* **Data shown**:
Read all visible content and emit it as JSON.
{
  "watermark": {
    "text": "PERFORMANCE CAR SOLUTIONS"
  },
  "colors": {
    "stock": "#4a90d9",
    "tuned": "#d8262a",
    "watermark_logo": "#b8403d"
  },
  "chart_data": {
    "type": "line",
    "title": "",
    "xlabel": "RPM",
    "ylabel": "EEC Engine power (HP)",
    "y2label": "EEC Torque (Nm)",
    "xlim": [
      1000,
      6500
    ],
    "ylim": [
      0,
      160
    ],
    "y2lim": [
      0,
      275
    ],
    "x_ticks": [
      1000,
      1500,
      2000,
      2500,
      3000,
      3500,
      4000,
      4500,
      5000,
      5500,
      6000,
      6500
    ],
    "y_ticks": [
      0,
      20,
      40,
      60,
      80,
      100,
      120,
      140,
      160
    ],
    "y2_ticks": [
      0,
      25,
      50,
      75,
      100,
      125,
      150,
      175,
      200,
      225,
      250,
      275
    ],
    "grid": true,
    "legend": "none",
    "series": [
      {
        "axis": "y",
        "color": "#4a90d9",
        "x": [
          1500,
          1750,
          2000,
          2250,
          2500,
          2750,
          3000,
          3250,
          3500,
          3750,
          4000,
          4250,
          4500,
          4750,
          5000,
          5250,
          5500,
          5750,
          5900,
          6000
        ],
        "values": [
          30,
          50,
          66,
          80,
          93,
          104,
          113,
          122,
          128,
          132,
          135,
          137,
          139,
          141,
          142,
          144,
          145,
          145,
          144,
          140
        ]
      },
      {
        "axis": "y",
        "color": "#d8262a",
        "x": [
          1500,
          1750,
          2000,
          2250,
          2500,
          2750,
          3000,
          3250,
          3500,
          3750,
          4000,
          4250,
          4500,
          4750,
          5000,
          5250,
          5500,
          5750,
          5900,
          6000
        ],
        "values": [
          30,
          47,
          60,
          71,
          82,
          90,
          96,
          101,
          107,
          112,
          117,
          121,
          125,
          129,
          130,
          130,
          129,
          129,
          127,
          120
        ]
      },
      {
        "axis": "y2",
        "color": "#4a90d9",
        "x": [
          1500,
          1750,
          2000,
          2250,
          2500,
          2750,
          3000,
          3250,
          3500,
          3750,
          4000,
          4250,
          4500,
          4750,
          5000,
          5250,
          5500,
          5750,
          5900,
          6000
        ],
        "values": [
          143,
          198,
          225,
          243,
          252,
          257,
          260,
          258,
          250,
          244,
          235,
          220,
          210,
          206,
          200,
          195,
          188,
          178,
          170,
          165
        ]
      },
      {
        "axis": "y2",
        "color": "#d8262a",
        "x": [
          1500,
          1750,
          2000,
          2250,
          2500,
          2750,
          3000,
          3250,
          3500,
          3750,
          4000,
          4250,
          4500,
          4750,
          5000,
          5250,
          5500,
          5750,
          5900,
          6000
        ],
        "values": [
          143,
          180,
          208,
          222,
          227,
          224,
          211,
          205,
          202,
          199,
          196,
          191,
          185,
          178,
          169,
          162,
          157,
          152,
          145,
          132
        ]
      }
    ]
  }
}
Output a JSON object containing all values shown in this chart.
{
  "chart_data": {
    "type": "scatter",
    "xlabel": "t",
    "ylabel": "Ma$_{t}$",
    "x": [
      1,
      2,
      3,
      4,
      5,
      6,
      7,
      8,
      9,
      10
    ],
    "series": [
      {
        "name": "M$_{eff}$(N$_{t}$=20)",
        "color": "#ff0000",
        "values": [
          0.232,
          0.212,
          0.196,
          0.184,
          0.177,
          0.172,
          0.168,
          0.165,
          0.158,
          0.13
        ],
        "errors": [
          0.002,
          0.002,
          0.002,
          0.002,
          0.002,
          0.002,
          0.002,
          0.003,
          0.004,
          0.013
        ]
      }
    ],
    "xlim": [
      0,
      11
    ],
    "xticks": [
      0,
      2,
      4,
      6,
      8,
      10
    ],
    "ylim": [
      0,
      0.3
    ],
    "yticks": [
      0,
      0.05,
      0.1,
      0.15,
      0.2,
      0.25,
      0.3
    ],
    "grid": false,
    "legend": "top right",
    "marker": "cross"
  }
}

* **What the task asks**: In the entries above, find every line holding the word "ylabel" and copy it out.

* **Full output**:
    "ylabel": "EEC Engine power (HP)",
    "ylabel": "Ma$_{t}$",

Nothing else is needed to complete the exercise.